RAW DATA »
----------------------------------------

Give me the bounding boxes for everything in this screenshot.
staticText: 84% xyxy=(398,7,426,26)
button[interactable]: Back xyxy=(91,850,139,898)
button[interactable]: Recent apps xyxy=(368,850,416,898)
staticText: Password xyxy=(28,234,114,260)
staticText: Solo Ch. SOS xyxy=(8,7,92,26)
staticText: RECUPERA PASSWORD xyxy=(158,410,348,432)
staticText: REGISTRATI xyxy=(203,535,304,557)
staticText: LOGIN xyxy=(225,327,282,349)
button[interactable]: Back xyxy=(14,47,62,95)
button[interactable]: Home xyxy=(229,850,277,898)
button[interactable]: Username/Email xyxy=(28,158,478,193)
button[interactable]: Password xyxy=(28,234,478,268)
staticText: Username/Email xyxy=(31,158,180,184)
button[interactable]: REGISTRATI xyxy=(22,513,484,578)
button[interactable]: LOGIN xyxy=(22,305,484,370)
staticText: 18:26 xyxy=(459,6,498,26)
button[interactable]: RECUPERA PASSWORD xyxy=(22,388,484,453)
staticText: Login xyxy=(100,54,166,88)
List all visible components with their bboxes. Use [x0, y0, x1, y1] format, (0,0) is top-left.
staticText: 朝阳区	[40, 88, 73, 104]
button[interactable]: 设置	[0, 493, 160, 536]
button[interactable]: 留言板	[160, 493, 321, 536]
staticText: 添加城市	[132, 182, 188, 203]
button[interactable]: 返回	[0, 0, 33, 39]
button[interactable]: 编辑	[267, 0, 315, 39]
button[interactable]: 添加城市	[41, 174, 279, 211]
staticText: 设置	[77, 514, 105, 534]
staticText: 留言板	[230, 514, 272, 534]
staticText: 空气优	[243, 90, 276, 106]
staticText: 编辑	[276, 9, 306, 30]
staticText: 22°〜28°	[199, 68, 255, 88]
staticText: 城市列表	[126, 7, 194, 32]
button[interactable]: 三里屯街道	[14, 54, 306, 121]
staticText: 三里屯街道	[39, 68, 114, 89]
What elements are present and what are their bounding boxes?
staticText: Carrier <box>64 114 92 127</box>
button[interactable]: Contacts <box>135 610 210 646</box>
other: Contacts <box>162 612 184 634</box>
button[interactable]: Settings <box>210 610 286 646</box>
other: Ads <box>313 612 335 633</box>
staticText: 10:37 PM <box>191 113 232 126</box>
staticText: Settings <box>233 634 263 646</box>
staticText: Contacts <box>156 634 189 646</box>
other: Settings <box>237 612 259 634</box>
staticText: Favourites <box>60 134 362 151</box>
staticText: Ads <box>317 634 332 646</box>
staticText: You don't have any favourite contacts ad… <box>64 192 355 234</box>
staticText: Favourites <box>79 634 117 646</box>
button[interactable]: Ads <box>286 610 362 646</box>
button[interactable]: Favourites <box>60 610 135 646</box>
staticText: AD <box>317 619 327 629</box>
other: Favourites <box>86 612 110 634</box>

----------------------------------------

TASK BRIEF »
Rewrite all the rows above as a Markdown table with the columns Number and Entry, numbering them in order and leaving out any blank lines.

THE ANSWER »
| Number | Entry |
|---|---|
| 1 | Give me the bounding boxes for everything in this screenshot. |
| 2 | staticText: 84% xyxy=(398,7,426,26) |
| 3 | button[interactable]: Back xyxy=(91,850,139,898) |
| 4 | button[interactable]: Recent apps xyxy=(368,850,416,898) |
| 5 | staticText: Password xyxy=(28,234,114,260) |
| 6 | staticText: Solo Ch. SOS xyxy=(8,7,92,26) |
| 7 | staticText: RECUPERA PASSWORD xyxy=(158,410,348,432) |
| 8 | staticText: REGISTRATI xyxy=(203,535,304,557) |
| 9 | staticText: LOGIN xyxy=(225,327,282,349) |
| 10 | button[interactable]: Back xyxy=(14,47,62,95) |
| 11 | button[interactable]: Home xyxy=(229,850,277,898) |
| 12 | button[interactable]: Username/Email xyxy=(28,158,478,193) |
| 13 | button[interactable]: Password xyxy=(28,234,478,268) |
| 14 | staticText: Username/Email xyxy=(31,158,180,184) |
| 15 | button[interactable]: REGISTRATI xyxy=(22,513,484,578) |
| 16 | button[interactable]: LOGIN xyxy=(22,305,484,370) |
| 17 | staticText: 18:26 xyxy=(459,6,498,26) |
| 18 | button[interactable]: RECUPERA PASSWORD xyxy=(22,388,484,453) |
| 19 | staticText: Login xyxy=(100,54,166,88) |
| 20 | List all visible components with their bboxes. Use [x0, y0, x1, y1] format, (0,0) is top-left. |
| 21 | staticText: 朝阳区	[40, 88, 73, 104] |
| 22 | button[interactable]: 设置	[0, 493, 160, 536] |
| 23 | button[interactable]: 留言板	[160, 493, 321, 536] |
| 24 | staticText: 添加城市	[132, 182, 188, 203] |
| 25 | button[interactable]: 返回	[0, 0, 33, 39] |
| 26 | button[interactable]: 编辑	[267, 0, 315, 39] |
| 27 | button[interactable]: 添加城市	[41, 174, 279, 211] |
| 28 | staticText: 设置	[77, 514, 105, 534] |
| 29 | staticText: 留言板	[230, 514, 272, 534] |
| 30 | staticText: 空气优	[243, 90, 276, 106] |
| 31 | staticText: 编辑	[276, 9, 306, 30] |
| 32 | staticText: 22°〜28°	[199, 68, 255, 88] |
| 33 | staticText: 城市列表	[126, 7, 194, 32] |
| 34 | button[interactable]: 三里屯街道	[14, 54, 306, 121] |
| 35 | staticText: 三里屯街道	[39, 68, 114, 89] |
| 36 | What elements are present and what are their bounding boxes? |
| 37 | staticText: Carrier <box>64 114 92 127</box> |
| 38 | button[interactable]: Contacts <box>135 610 210 646</box> |
| 39 | other: Contacts <box>162 612 184 634</box> |
| 40 | button[interactable]: Settings <box>210 610 286 646</box> |
| 41 | other: Ads <box>313 612 335 633</box> |
| 42 | staticText: 10:37 PM <box>191 113 232 126</box> |
| 43 | staticText: Settings <box>233 634 263 646</box> |
| 44 | staticText: Contacts <box>156 634 189 646</box> |
| 45 | other: Settings <box>237 612 259 634</box> |
| 46 | staticText: Favourites <box>60 134 362 151</box> |
| 47 | staticText: Ads <box>317 634 332 646</box> |
| 48 | staticText: You don't have any favourite contacts ad… <box>64 192 355 234</box> |
| 49 | staticText: Favourites <box>79 634 117 646</box> |
| 50 | button[interactable]: Ads <box>286 610 362 646</box> |
| 51 | button[interactable]: Favourites <box>60 610 135 646</box> |
| 52 | staticText: AD <box>317 619 327 629</box> |
| 53 | other: Favourites <box>86 612 110 634</box> |